* **RAW DATA**:
◆ ◆ ◆
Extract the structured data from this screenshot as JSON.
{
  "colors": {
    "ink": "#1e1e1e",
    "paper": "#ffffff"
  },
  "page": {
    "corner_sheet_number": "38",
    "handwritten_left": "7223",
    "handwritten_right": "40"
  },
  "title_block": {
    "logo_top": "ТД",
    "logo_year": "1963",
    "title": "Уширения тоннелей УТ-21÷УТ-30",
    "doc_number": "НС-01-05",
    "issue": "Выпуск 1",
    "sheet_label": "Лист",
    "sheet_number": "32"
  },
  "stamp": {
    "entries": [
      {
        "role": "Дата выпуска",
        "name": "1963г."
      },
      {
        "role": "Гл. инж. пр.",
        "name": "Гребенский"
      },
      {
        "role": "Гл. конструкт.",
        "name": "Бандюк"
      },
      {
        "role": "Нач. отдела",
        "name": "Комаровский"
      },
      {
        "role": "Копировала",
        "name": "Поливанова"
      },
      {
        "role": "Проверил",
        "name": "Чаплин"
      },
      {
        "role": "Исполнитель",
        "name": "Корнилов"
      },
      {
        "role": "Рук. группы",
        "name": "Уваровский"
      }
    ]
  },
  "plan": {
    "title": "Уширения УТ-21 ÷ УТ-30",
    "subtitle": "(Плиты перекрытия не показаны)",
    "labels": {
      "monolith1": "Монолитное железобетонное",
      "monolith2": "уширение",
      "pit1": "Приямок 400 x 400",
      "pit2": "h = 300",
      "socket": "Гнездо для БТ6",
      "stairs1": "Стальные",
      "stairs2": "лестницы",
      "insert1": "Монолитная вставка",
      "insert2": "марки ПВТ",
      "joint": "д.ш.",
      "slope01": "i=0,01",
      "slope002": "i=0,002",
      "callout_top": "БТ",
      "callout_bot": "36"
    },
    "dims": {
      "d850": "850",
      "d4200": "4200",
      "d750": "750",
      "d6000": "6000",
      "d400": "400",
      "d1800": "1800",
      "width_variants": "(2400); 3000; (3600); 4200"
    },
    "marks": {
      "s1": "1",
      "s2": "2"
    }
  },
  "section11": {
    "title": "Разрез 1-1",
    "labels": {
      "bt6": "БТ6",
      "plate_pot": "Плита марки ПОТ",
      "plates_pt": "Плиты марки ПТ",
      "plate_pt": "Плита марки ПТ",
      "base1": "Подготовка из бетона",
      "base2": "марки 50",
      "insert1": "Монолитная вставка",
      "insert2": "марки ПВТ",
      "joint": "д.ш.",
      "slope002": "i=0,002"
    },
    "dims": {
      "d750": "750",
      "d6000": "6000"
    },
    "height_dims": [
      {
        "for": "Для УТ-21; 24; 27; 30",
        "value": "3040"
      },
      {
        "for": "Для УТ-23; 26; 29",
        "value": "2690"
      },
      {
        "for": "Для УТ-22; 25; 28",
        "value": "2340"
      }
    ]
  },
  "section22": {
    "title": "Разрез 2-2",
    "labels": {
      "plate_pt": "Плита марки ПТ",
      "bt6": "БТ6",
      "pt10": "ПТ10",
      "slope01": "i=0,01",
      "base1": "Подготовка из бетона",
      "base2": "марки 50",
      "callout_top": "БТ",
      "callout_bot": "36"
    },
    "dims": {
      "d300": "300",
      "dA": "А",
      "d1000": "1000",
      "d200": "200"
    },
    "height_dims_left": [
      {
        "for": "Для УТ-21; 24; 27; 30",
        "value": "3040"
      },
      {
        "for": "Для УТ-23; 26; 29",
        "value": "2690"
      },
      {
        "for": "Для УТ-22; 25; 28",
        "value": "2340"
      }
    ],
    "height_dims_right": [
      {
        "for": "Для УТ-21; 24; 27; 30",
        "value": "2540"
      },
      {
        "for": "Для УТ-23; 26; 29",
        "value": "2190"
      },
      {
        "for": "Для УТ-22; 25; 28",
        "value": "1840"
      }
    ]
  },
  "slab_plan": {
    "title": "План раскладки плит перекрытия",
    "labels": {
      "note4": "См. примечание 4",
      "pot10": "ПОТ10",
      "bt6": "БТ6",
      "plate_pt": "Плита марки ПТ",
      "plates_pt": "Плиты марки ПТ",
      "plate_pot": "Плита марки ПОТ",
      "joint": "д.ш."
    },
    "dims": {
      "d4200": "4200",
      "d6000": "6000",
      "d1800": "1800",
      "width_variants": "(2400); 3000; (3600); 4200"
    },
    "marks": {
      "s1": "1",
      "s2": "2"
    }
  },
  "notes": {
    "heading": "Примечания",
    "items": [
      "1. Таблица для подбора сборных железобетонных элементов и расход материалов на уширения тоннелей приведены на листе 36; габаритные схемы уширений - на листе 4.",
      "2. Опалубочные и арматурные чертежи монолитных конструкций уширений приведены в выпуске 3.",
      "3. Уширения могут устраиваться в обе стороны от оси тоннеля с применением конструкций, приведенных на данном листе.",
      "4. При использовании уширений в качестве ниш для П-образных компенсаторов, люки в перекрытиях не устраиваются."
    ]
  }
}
◆ ◆ ◆
* **GOAL**:
Determine the number of lines in the data that contain "приведены" as a word or string, and state only that number.

* **CORRECT RESPONSE**:
2